What you are asked to do: Report how many lines contain "only". Give the number and nothing else.

Task inputs:
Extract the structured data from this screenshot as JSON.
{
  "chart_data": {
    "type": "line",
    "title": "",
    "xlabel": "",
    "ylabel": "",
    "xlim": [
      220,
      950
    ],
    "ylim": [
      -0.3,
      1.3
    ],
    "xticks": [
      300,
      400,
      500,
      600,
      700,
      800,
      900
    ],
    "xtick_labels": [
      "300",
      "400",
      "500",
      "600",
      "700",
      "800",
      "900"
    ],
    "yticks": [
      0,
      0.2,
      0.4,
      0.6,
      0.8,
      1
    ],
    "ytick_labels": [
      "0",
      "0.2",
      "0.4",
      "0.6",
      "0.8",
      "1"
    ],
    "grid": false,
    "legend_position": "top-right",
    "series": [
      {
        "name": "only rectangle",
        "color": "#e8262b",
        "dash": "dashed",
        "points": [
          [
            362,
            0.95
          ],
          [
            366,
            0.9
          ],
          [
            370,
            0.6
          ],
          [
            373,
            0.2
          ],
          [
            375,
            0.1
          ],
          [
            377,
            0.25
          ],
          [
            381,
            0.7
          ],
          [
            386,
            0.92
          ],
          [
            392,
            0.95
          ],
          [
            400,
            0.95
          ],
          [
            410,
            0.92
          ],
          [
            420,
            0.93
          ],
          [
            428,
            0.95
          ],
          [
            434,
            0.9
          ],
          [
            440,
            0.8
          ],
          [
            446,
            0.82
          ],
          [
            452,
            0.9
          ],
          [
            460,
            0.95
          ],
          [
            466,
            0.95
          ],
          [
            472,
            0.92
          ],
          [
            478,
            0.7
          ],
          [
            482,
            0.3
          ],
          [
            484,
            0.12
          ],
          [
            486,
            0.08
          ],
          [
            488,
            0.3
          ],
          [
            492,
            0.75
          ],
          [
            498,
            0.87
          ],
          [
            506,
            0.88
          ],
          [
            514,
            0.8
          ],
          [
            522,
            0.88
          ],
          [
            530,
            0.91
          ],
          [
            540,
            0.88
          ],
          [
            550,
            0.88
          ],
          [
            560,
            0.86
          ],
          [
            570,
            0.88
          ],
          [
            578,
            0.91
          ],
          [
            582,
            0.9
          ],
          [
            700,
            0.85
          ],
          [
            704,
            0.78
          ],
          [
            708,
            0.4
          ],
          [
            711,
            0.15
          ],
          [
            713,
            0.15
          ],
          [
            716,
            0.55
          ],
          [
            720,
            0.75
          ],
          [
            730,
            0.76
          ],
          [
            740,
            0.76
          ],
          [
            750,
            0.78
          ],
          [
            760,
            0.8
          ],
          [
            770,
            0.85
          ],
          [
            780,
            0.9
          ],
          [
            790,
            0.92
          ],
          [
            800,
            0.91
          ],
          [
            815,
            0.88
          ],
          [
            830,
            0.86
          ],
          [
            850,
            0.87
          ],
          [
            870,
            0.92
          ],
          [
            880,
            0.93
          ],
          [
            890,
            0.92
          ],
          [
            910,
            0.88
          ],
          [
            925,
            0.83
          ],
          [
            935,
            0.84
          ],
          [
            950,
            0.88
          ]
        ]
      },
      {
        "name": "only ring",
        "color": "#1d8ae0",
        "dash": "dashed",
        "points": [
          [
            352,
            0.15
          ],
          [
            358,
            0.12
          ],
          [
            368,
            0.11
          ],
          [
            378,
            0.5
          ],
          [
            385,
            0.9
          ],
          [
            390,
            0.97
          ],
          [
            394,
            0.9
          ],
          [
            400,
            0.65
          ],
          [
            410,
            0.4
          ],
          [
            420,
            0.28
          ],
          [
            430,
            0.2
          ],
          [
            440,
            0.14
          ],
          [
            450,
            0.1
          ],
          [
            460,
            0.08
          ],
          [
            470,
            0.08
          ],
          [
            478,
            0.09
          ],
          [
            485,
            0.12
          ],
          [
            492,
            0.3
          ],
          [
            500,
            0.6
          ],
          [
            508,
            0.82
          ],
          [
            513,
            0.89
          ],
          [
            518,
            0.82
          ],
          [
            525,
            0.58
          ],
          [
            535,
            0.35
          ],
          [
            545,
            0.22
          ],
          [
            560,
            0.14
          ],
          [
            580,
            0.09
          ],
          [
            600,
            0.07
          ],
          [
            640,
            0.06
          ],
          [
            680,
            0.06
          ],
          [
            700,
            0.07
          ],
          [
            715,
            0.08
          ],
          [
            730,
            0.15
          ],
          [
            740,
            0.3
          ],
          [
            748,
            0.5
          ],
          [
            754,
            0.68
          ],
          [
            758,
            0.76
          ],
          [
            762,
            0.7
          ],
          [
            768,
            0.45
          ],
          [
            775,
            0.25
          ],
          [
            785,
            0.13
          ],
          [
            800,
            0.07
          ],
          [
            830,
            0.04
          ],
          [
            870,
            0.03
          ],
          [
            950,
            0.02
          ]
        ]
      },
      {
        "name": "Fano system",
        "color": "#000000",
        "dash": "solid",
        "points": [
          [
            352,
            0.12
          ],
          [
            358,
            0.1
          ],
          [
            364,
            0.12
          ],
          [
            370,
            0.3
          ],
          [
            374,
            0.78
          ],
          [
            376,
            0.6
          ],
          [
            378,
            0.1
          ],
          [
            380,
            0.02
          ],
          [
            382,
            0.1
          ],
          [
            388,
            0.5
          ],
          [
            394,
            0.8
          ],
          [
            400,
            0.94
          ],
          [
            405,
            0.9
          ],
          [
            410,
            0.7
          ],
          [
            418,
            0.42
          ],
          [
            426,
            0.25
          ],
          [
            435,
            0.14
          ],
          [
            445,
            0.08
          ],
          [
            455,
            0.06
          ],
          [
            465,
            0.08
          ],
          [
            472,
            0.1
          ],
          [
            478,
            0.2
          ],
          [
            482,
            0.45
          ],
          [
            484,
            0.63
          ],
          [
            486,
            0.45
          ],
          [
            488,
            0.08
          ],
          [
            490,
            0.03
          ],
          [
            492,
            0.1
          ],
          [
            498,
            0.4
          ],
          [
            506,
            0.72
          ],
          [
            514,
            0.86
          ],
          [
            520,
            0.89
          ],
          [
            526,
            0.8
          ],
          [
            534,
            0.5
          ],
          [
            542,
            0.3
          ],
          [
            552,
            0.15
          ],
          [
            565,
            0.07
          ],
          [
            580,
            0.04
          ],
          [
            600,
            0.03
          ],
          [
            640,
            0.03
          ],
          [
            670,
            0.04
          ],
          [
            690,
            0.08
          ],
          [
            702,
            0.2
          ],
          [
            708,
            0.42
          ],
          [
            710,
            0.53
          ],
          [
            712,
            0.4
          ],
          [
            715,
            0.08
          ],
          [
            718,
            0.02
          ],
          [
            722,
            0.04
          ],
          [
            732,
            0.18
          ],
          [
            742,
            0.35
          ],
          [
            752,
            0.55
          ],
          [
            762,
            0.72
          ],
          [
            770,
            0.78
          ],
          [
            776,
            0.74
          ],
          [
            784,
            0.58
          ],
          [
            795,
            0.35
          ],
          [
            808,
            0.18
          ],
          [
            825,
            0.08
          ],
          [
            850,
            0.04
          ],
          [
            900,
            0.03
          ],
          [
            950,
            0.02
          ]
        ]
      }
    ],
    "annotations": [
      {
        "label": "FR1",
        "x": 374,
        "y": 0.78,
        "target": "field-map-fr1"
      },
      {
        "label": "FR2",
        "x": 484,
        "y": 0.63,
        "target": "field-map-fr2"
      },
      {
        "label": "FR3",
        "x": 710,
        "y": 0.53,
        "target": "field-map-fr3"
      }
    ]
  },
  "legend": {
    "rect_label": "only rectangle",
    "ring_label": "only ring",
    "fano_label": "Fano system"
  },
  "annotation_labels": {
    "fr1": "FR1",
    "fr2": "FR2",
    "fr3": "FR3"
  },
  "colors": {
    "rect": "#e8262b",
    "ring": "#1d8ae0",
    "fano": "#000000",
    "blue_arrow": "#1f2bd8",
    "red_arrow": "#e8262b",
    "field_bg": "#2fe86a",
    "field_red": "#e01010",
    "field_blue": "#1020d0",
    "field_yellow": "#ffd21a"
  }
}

Worked solution: 4